* What the task requires *
Pictures stay out of your copy, but everything else in the records below must be repeated exactly.

[BEGIN Dataset content]

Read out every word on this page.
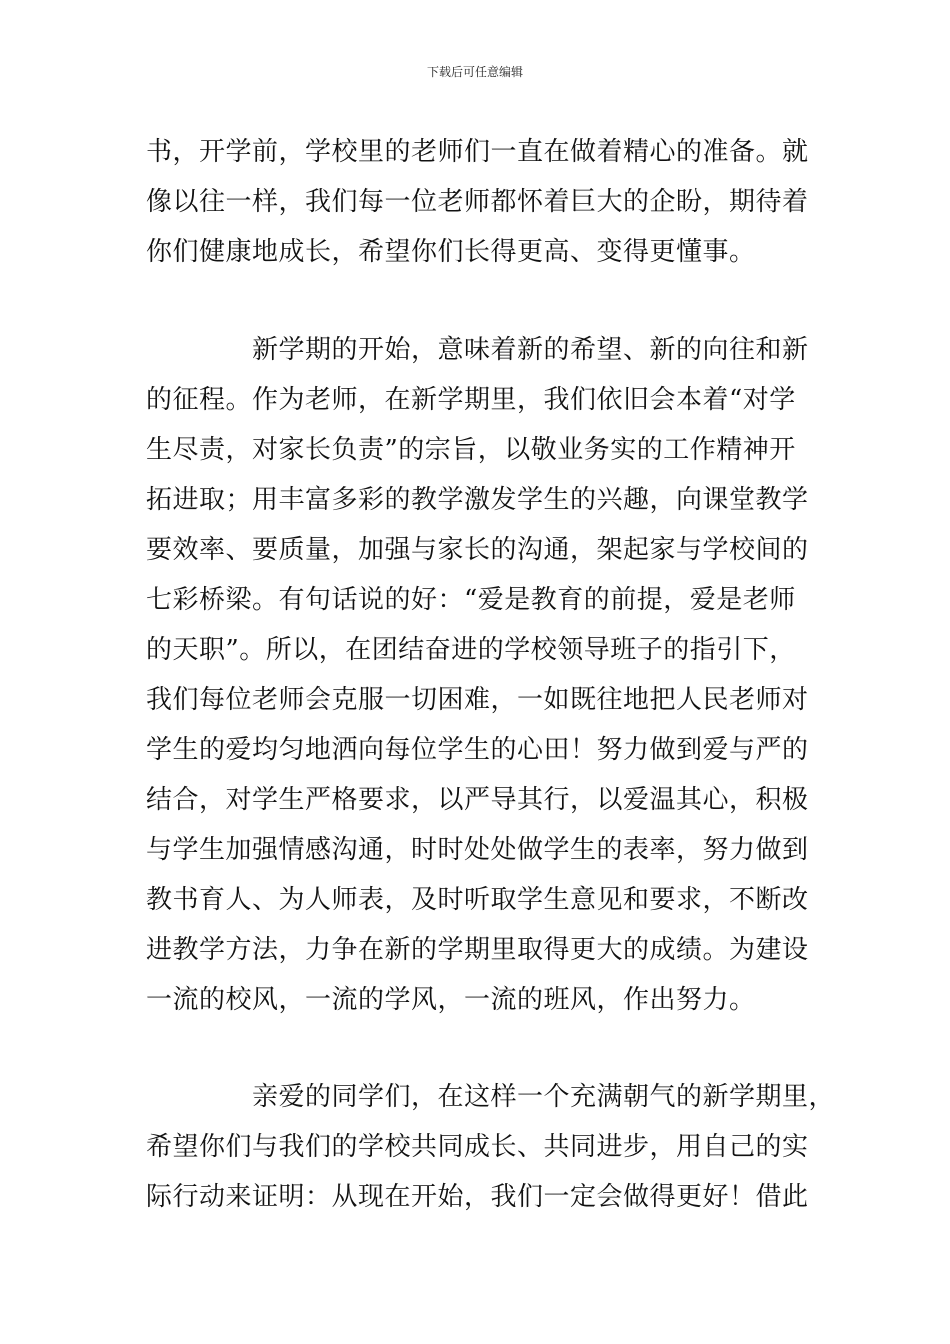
下载后可任意编辑
书，开学前，学校里的老师们一直在做着精心的准备。就
像以往一样，我们每一位老师都怀着巨大的企盼，期待着
你们健康地成长，希望你们长得更高、变得更懂事。
新学期的开始，意味着新的希望、新的向往和新
的征程。作为老师，在新学期里，我们依旧会本着“对学
生尽责，对家长负责”的宗旨，以敬业务实的工作精神开
拓进取；用丰富多彩的教学激发学生的兴趣，向课堂教学
要效率、要质量，加强与家长的沟通，架起家与学校间的
七彩桥梁。有句话说的好：“爱是教育的前提，爱是老师
的天职”。所以，在团结奋进的学校领导班子的指引下，
我们每位老师会克服一切困难，一如既往地把人民老师对
学生的爱均匀地洒向每位学生的心田！努力做到爱与严的
结合，对学生严格要求，以严导其行，以爱温其心，积极
与学生加强情感沟通，时时处处做学生的表率，努力做到
教书育人、为人师表，及时听取学生意见和要求，不断改
进教学方法，力争在新的学期里取得更大的成绩。为建设
一流的校风，一流的学风，一流的班风，作出努力。
亲爱的同学们，在这样一个充满朝气的新学期里，
希望你们与我们的学校共同成长、共同进步，用自己的实
际行动来证明：从现在开始，我们一定会做得更好！借此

[END Dataset content]

* Result *
Read out every word on this page.
下载后可任意编辑
书，开学前，学校里的老师们一直在做着精心的准备。就
像以往一样，我们每一位老师都怀着巨大的企盼，期待着
你们健康地成长，希望你们长得更高、变得更懂事。
新学期的开始，意味着新的希望、新的向往和新
的征程。作为老师，在新学期里，我们依旧会本着“对学
生尽责，对家长负责”的宗旨，以敬业务实的工作精神开
拓进取；用丰富多彩的教学激发学生的兴趣，向课堂教学
要效率、要质量，加强与家长的沟通，架起家与学校间的
七彩桥梁。有句话说的好：“爱是教育的前提，爱是老师
的天职”。所以，在团结奋进的学校领导班子的指引下，
我们每位老师会克服一切困难，一如既往地把人民老师对
学生的爱均匀地洒向每位学生的心田！努力做到爱与严的
结合，对学生严格要求，以严导其行，以爱温其心，积极
与学生加强情感沟通，时时处处做学生的表率，努力做到
教书育人、为人师表，及时听取学生意见和要求，不断改
进教学方法，力争在新的学期里取得更大的成绩。为建设
一流的校风，一流的学风，一流的班风，作出努力。
亲爱的同学们，在这样一个充满朝气的新学期里，
希望你们与我们的学校共同成长、共同进步，用自己的实
际行动来证明：从现在开始，我们一定会做得更好！借此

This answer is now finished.